### Aim of the task
Exclude all pictures, then copy each of the records exactly as written.

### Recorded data
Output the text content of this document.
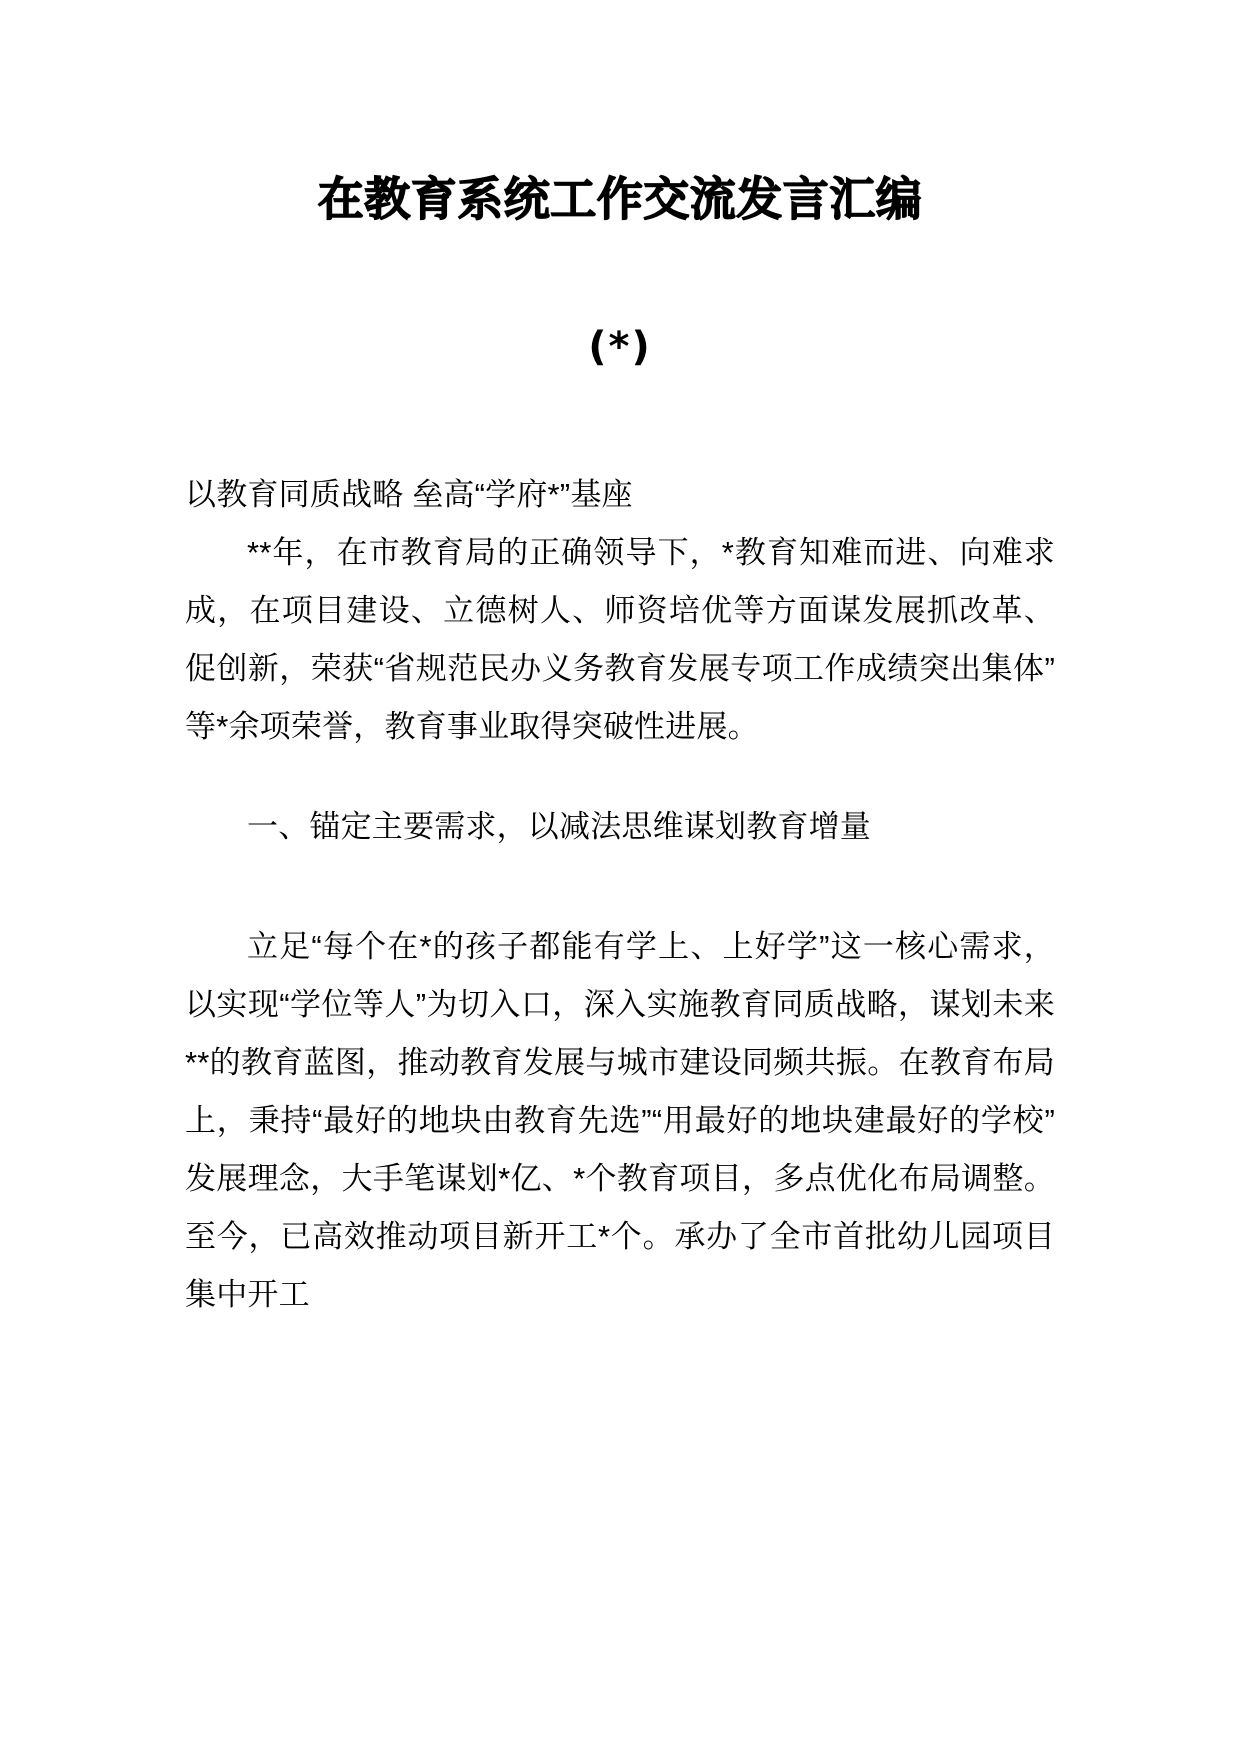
在教育系统工作交流发言汇编
(*)

以教育同质战略 垒高“学府*”基座

**年，在市教育局的正确领导下，*教育知难而进、向难求成，在项目建设、立德树人、师资培优等方面谋发展抓改革、促创新，荣获“省规范民办义务教育发展专项工作成绩突出集体”等*余项荣誉，教育事业取得突破性进展。

一、锚定主要需求，以减法思维谋划教育增量

立足“每个在*的孩子都能有学上、上好学”这一核心需求，以实现“学位等人”为切入口，深入实施教育同质战略，谋划未来**的教育蓝图，推动教育发展与城市建设同频共振。在教育布局上，秉持“最好的地块由教育先选”“用最好的地块建最好的学校”发展理念，大手笔谋划*亿、*个教育项目，多点优化布局调整。至今，已高效推动项目新开工*个。承办了全市首批幼儿园项目集中开工
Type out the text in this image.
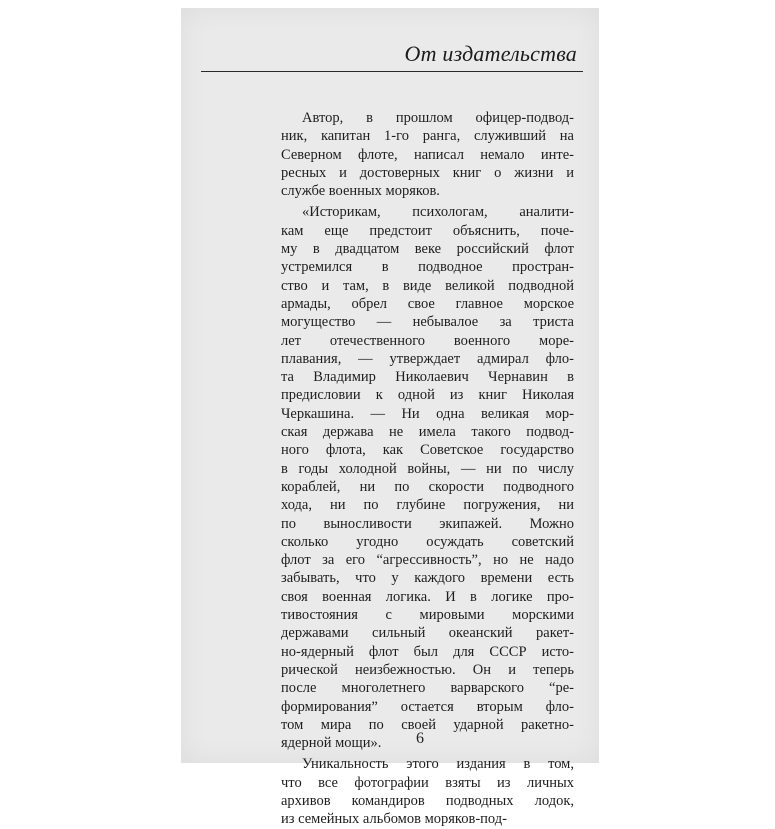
От издательства
Автор, в прошлом офицер-подвод-
ник, капитан 1-го ранга, служивший на
Северном флоте, написал немало инте-
ресных и достоверных книг о жизни и
службе военных моряков.
«Историкам, психологам, аналити-
кам еще предстоит объяснить, поче-
му в двадцатом веке российский флот
устремился в подводное простран-
ство и там, в виде великой подводной
армады, обрел свое главное морское
могущество — небывалое за триста
лет отечественного военного море-
плавания, — утверждает адмирал фло-
та Владимир Николаевич Чернавин в
предисловии к одной из книг Николая
Черкашина. — Ни одна великая мор-
ская держава не имела такого подвод-
ного флота, как Советское государство
в годы холодной войны, — ни по числу
кораблей, ни по скорости подводного
хода, ни по глубине погружения, ни
по выносливости экипажей. Можно
сколько угодно осуждать советский
флот за его “агрессивность”, но не надо
забывать, что у каждого времени есть
своя военная логика. И в логике про-
тивостояния с мировыми морскими
державами сильный океанский ракет-
но-ядерный флот был для СССР исто-
рической неизбежностью. Он и теперь
после многолетнего варварского “ре-
формирования” остается вторым фло-
том мира по своей ударной ракетно-
ядерной мощи».
Уникальность этого издания в том,
что все фотографии взяты из личных
архивов командиров подводных лодок,
из семейных альбомов моряков-под-
6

### Solution to the exercise
Output the text content of this document.
在教育系统工作交流发言汇编
(*)

以教育同质战略 垒高“学府*”基座

**年，在市教育局的正确领导下，*教育知难而进、向难求成，在项目建设、立德树人、师资培优等方面谋发展抓改革、促创新，荣获“省规范民办义务教育发展专项工作成绩突出集体”等*余项荣誉，教育事业取得突破性进展。

一、锚定主要需求，以减法思维谋划教育增量

立足“每个在*的孩子都能有学上、上好学”这一核心需求，以实现“学位等人”为切入口，深入实施教育同质战略，谋划未来**的教育蓝图，推动教育发展与城市建设同频共振。在教育布局上，秉持“最好的地块由教育先选”“用最好的地块建最好的学校”发展理念，大手笔谋划*亿、*个教育项目，多点优化布局调整。至今，已高效推动项目新开工*个。承办了全市首批幼儿园项目集中开工
Type out the text in this image.
От издательства
Автор, в прошлом офицер-подвод-
ник, капитан 1-го ранга, служивший на
Северном флоте, написал немало инте-
ресных и достоверных книг о жизни и
службе военных моряков.
«Историкам, психологам, аналити-
кам еще предстоит объяснить, поче-
му в двадцатом веке российский флот
устремился в подводное простран-
ство и там, в виде великой подводной
армады, обрел свое главное морское
могущество — небывалое за триста
лет отечественного военного море-
плавания, — утверждает адмирал фло-
та Владимир Николаевич Чернавин в
предисловии к одной из книг Николая
Черкашина. — Ни одна великая мор-
ская держава не имела такого подвод-
ного флота, как Советское государство
в годы холодной войны, — ни по числу
кораблей, ни по скорости подводного
хода, ни по глубине погружения, ни
по выносливости экипажей. Можно
сколько угодно осуждать советский
флот за его “агрессивность”, но не надо
забывать, что у каждого времени есть
своя военная логика. И в логике про-
тивостояния с мировыми морскими
державами сильный океанский ракет-
но-ядерный флот был для СССР исто-
рической неизбежностью. Он и теперь
после многолетнего варварского “ре-
формирования” остается вторым фло-
том мира по своей ударной ракетно-
ядерной мощи».
Уникальность этого издания в том,
что все фотографии взяты из личных
архивов командиров подводных лодок,
из семейных альбомов моряков-под-
6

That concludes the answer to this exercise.